-- RAW DATA start --

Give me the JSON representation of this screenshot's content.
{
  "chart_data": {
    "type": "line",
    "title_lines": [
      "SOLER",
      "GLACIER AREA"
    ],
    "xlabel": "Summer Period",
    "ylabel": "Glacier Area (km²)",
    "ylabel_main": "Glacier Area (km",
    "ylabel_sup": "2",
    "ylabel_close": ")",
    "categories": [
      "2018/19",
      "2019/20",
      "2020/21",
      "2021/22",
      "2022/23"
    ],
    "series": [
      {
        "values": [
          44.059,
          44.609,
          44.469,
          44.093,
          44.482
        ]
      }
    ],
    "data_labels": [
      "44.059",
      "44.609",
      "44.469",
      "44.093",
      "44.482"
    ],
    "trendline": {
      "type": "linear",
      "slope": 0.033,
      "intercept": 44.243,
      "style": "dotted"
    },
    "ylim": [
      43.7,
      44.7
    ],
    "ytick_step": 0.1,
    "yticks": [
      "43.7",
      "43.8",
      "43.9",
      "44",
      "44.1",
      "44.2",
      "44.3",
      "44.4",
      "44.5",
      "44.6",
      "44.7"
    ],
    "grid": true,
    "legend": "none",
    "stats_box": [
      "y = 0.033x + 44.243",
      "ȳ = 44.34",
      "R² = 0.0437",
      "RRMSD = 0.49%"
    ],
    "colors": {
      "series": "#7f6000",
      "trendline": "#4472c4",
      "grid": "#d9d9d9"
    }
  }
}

-- RAW DATA end --

YOUR TASK:
Working from the material above, retype it in its entirety without change.

TASK RESULT:
Give me the JSON representation of this screenshot's content.
{
  "chart_data": {
    "type": "line",
    "title_lines": [
      "SOLER",
      "GLACIER AREA"
    ],
    "xlabel": "Summer Period",
    "ylabel": "Glacier Area (km²)",
    "ylabel_main": "Glacier Area (km",
    "ylabel_sup": "2",
    "ylabel_close": ")",
    "categories": [
      "2018/19",
      "2019/20",
      "2020/21",
      "2021/22",
      "2022/23"
    ],
    "series": [
      {
        "values": [
          44.059,
          44.609,
          44.469,
          44.093,
          44.482
        ]
      }
    ],
    "data_labels": [
      "44.059",
      "44.609",
      "44.469",
      "44.093",
      "44.482"
    ],
    "trendline": {
      "type": "linear",
      "slope": 0.033,
      "intercept": 44.243,
      "style": "dotted"
    },
    "ylim": [
      43.7,
      44.7
    ],
    "ytick_step": 0.1,
    "yticks": [
      "43.7",
      "43.8",
      "43.9",
      "44",
      "44.1",
      "44.2",
      "44.3",
      "44.4",
      "44.5",
      "44.6",
      "44.7"
    ],
    "grid": true,
    "legend": "none",
    "stats_box": [
      "y = 0.033x + 44.243",
      "ȳ = 44.34",
      "R² = 0.0437",
      "RRMSD = 0.49%"
    ],
    "colors": {
      "series": "#7f6000",
      "trendline": "#4472c4",
      "grid": "#d9d9d9"
    }
  }
}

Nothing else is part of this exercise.